**Exercise**
Retype each record shown below, leaving every character as it is.

---*---

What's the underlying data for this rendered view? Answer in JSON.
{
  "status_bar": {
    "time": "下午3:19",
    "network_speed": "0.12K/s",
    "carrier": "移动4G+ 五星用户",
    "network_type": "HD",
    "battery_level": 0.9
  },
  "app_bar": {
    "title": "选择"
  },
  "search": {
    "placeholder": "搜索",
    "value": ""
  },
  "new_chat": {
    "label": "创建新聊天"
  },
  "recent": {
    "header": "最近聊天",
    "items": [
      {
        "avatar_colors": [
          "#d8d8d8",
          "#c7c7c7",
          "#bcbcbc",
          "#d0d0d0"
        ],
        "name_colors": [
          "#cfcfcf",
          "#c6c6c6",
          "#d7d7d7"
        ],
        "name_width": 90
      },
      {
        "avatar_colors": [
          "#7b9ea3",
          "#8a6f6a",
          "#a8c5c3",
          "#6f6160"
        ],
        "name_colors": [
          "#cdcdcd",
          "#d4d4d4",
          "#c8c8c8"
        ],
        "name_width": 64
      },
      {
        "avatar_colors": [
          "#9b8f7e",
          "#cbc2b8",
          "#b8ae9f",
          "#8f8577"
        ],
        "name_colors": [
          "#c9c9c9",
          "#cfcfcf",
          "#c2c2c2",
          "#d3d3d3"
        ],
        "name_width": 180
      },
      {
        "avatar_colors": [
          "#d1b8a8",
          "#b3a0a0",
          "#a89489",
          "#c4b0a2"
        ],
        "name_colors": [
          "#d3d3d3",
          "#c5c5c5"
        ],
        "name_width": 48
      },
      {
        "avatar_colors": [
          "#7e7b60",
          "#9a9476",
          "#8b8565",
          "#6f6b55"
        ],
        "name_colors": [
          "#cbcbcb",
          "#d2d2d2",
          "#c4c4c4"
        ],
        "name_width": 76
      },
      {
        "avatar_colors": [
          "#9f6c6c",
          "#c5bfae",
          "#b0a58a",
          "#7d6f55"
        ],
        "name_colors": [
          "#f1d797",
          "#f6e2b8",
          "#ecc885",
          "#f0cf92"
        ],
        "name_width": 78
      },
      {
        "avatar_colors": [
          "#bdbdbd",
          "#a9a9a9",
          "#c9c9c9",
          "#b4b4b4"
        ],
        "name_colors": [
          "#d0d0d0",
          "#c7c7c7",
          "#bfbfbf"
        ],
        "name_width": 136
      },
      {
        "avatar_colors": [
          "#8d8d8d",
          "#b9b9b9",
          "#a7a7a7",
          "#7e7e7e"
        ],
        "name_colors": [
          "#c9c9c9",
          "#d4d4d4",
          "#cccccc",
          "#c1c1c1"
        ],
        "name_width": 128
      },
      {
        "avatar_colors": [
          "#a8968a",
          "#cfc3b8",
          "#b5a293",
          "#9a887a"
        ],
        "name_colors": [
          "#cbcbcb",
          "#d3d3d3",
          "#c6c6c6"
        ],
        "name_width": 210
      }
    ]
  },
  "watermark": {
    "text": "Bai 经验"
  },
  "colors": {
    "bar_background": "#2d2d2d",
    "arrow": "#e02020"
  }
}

---*---

**The answer**
What's the underlying data for this rendered view? Answer in JSON.
{
  "status_bar": {
    "time": "下午3:19",
    "network_speed": "0.12K/s",
    "carrier": "移动4G+ 五星用户",
    "network_type": "HD",
    "battery_level": 0.9
  },
  "app_bar": {
    "title": "选择"
  },
  "search": {
    "placeholder": "搜索",
    "value": ""
  },
  "new_chat": {
    "label": "创建新聊天"
  },
  "recent": {
    "header": "最近聊天",
    "items": [
      {
        "avatar_colors": [
          "#d8d8d8",
          "#c7c7c7",
          "#bcbcbc",
          "#d0d0d0"
        ],
        "name_colors": [
          "#cfcfcf",
          "#c6c6c6",
          "#d7d7d7"
        ],
        "name_width": 90
      },
      {
        "avatar_colors": [
          "#7b9ea3",
          "#8a6f6a",
          "#a8c5c3",
          "#6f6160"
        ],
        "name_colors": [
          "#cdcdcd",
          "#d4d4d4",
          "#c8c8c8"
        ],
        "name_width": 64
      },
      {
        "avatar_colors": [
          "#9b8f7e",
          "#cbc2b8",
          "#b8ae9f",
          "#8f8577"
        ],
        "name_colors": [
          "#c9c9c9",
          "#cfcfcf",
          "#c2c2c2",
          "#d3d3d3"
        ],
        "name_width": 180
      },
      {
        "avatar_colors": [
          "#d1b8a8",
          "#b3a0a0",
          "#a89489",
          "#c4b0a2"
        ],
        "name_colors": [
          "#d3d3d3",
          "#c5c5c5"
        ],
        "name_width": 48
      },
      {
        "avatar_colors": [
          "#7e7b60",
          "#9a9476",
          "#8b8565",
          "#6f6b55"
        ],
        "name_colors": [
          "#cbcbcb",
          "#d2d2d2",
          "#c4c4c4"
        ],
        "name_width": 76
      },
      {
        "avatar_colors": [
          "#9f6c6c",
          "#c5bfae",
          "#b0a58a",
          "#7d6f55"
        ],
        "name_colors": [
          "#f1d797",
          "#f6e2b8",
          "#ecc885",
          "#f0cf92"
        ],
        "name_width": 78
      },
      {
        "avatar_colors": [
          "#bdbdbd",
          "#a9a9a9",
          "#c9c9c9",
          "#b4b4b4"
        ],
        "name_colors": [
          "#d0d0d0",
          "#c7c7c7",
          "#bfbfbf"
        ],
        "name_width": 136
      },
      {
        "avatar_colors": [
          "#8d8d8d",
          "#b9b9b9",
          "#a7a7a7",
          "#7e7e7e"
        ],
        "name_colors": [
          "#c9c9c9",
          "#d4d4d4",
          "#cccccc",
          "#c1c1c1"
        ],
        "name_width": 128
      },
      {
        "avatar_colors": [
          "#a8968a",
          "#cfc3b8",
          "#b5a293",
          "#9a887a"
        ],
        "name_colors": [
          "#cbcbcb",
          "#d3d3d3",
          "#c6c6c6"
        ],
        "name_width": 210
      }
    ]
  },
  "watermark": {
    "text": "Bai 经验"
  },
  "colors": {
    "bar_background": "#2d2d2d",
    "arrow": "#e02020"
  }
}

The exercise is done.